> Extracted records
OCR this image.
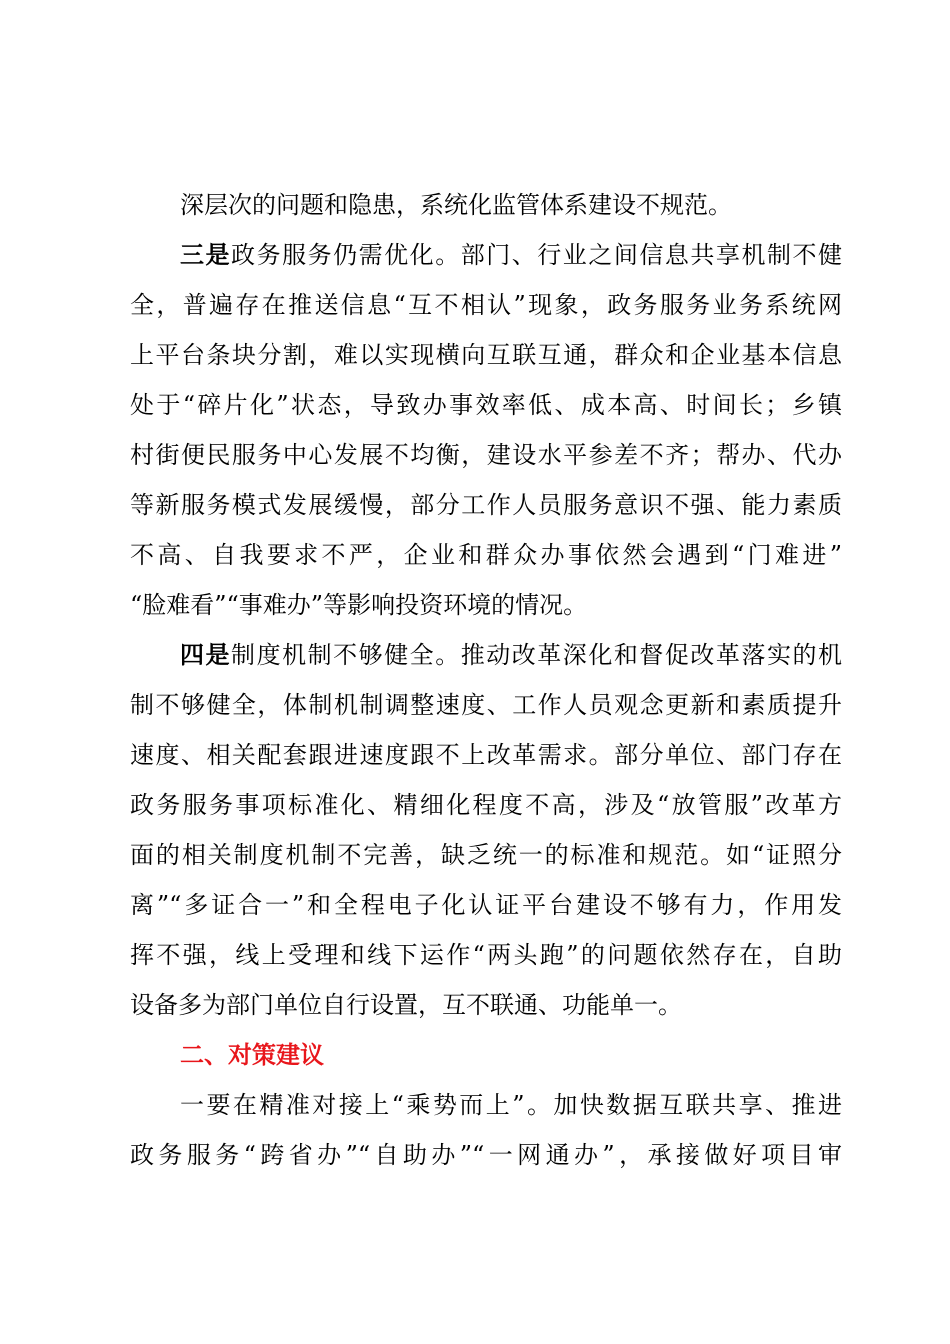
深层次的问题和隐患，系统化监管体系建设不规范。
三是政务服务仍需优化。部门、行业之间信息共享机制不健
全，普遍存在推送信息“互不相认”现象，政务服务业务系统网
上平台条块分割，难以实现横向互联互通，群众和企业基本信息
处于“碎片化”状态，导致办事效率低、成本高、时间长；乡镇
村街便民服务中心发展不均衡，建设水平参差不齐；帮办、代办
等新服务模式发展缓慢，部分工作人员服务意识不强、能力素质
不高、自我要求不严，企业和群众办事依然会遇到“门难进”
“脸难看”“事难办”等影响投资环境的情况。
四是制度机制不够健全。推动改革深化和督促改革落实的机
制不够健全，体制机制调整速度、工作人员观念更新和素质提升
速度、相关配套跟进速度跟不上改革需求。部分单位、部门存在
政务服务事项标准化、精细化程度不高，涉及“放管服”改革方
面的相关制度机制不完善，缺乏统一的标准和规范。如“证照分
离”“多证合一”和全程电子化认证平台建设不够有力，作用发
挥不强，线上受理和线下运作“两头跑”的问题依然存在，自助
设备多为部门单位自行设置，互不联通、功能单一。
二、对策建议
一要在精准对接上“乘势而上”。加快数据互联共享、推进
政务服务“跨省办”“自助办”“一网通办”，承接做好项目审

> Task details
Every record above should be transcribed exactly; the pictures stay out of the copy.

> Response for this exercise
OCR this image.
深层次的问题和隐患，系统化监管体系建设不规范。
三是政务服务仍需优化。部门、行业之间信息共享机制不健
全，普遍存在推送信息“互不相认”现象，政务服务业务系统网
上平台条块分割，难以实现横向互联互通，群众和企业基本信息
处于“碎片化”状态，导致办事效率低、成本高、时间长；乡镇
村街便民服务中心发展不均衡，建设水平参差不齐；帮办、代办
等新服务模式发展缓慢，部分工作人员服务意识不强、能力素质
不高、自我要求不严，企业和群众办事依然会遇到“门难进”
“脸难看”“事难办”等影响投资环境的情况。
四是制度机制不够健全。推动改革深化和督促改革落实的机
制不够健全，体制机制调整速度、工作人员观念更新和素质提升
速度、相关配套跟进速度跟不上改革需求。部分单位、部门存在
政务服务事项标准化、精细化程度不高，涉及“放管服”改革方
面的相关制度机制不完善，缺乏统一的标准和规范。如“证照分
离”“多证合一”和全程电子化认证平台建设不够有力，作用发
挥不强，线上受理和线下运作“两头跑”的问题依然存在，自助
设备多为部门单位自行设置，互不联通、功能单一。
二、对策建议
一要在精准对接上“乘势而上”。加快数据互联共享、推进
政务服务“跨省办”“自助办”“一网通办”，承接做好项目审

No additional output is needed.